Write out every line of the listing below, character for character and in the same order.

— START Dataset records —

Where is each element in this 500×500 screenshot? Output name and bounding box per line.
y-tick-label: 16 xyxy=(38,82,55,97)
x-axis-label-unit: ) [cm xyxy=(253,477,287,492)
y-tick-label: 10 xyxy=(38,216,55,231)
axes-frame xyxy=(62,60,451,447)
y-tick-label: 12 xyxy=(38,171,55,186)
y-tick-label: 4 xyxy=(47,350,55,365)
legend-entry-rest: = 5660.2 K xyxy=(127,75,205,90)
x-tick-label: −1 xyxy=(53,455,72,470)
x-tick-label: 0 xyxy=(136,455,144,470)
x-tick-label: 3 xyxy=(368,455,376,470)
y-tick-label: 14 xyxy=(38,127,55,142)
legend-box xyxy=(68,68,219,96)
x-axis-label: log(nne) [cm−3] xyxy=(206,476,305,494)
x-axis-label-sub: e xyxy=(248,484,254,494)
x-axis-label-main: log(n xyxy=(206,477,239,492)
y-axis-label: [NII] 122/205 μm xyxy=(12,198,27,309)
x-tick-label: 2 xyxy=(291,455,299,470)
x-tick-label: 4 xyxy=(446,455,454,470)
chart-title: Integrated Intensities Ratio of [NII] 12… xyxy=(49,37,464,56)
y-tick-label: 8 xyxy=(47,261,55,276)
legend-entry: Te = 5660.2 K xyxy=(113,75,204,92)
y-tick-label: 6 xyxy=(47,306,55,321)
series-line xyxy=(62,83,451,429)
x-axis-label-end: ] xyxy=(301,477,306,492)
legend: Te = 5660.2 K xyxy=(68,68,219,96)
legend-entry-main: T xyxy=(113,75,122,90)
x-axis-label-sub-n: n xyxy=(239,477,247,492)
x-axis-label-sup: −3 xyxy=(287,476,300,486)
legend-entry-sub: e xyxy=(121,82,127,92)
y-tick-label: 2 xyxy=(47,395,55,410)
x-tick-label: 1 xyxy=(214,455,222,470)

— END Dataset records —

_The result_.
Where is each element in this 500×500 screenshot? Output name and bounding box per line.
y-tick-label: 16 xyxy=(38,82,55,97)
x-axis-label-unit: ) [cm xyxy=(253,477,287,492)
y-tick-label: 10 xyxy=(38,216,55,231)
axes-frame xyxy=(62,60,451,447)
y-tick-label: 12 xyxy=(38,171,55,186)
y-tick-label: 4 xyxy=(47,350,55,365)
legend-entry-rest: = 5660.2 K xyxy=(127,75,205,90)
x-tick-label: −1 xyxy=(53,455,72,470)
x-tick-label: 0 xyxy=(136,455,144,470)
x-tick-label: 3 xyxy=(368,455,376,470)
y-tick-label: 14 xyxy=(38,127,55,142)
legend-box xyxy=(68,68,219,96)
x-axis-label: log(nne) [cm−3] xyxy=(206,476,305,494)
x-axis-label-sub: e xyxy=(248,484,254,494)
x-axis-label-main: log(n xyxy=(206,477,239,492)
y-axis-label: [NII] 122/205 μm xyxy=(12,198,27,309)
x-tick-label: 2 xyxy=(291,455,299,470)
x-tick-label: 4 xyxy=(446,455,454,470)
chart-title: Integrated Intensities Ratio of [NII] 12… xyxy=(49,37,464,56)
y-tick-label: 8 xyxy=(47,261,55,276)
legend-entry: Te = 5660.2 K xyxy=(113,75,204,92)
y-tick-label: 6 xyxy=(47,306,55,321)
series-line xyxy=(62,83,451,429)
x-axis-label-end: ] xyxy=(301,477,306,492)
legend: Te = 5660.2 K xyxy=(68,68,219,96)
legend-entry-main: T xyxy=(113,75,122,90)
x-axis-label-sub-n: n xyxy=(239,477,247,492)
x-axis-label-sup: −3 xyxy=(287,476,300,486)
legend-entry-sub: e xyxy=(121,82,127,92)
y-tick-label: 2 xyxy=(47,395,55,410)
x-tick-label: 1 xyxy=(214,455,222,470)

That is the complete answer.